Collected data
** start **

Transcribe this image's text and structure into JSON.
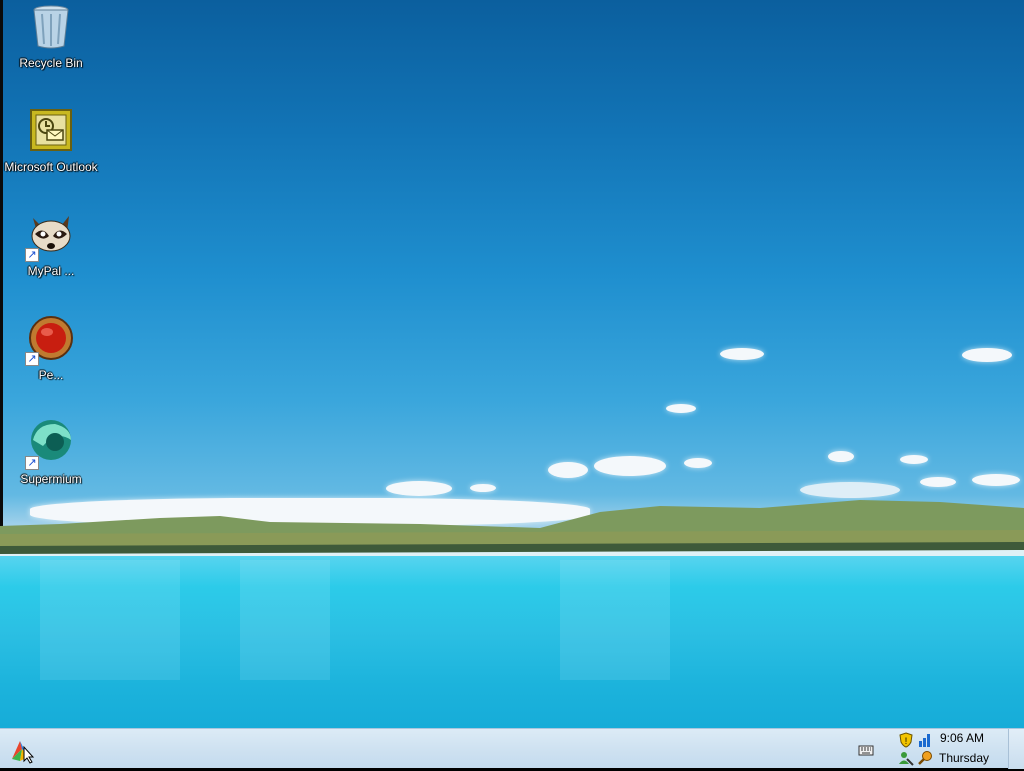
{
  "desktop": {
    "icons": [
      {
        "label": "Recycle Bin",
        "icon": "recycle-bin-icon"
      },
      {
        "label": "Microsoft Outlook",
        "icon": "outlook-icon"
      },
      {
        "label": "MyPal ...",
        "icon": "mypal-raccoon-icon"
      },
      {
        "label": "Pe...",
        "icon": "red-orb-icon"
      },
      {
        "label": "Supermium",
        "icon": "supermium-icon"
      }
    ]
  },
  "taskbar": {
    "start_icon": "windows-start-icon",
    "tray_icons": [
      "keyboard-icon",
      "shield-security-icon",
      "network-icon",
      "user-status-icon",
      "search-key-icon"
    ],
    "clock": {
      "time": "9:06 AM",
      "day": "Thursday"
    }
  },
  "colors": {
    "sky_top": "#0b5f9e",
    "lake": "#2ccbe9",
    "taskbar": "#cfe2f1"
  }
}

** end **

Task statement:
Say how many lines of the data include the word "label". Respond with the number alone.

Output below:
5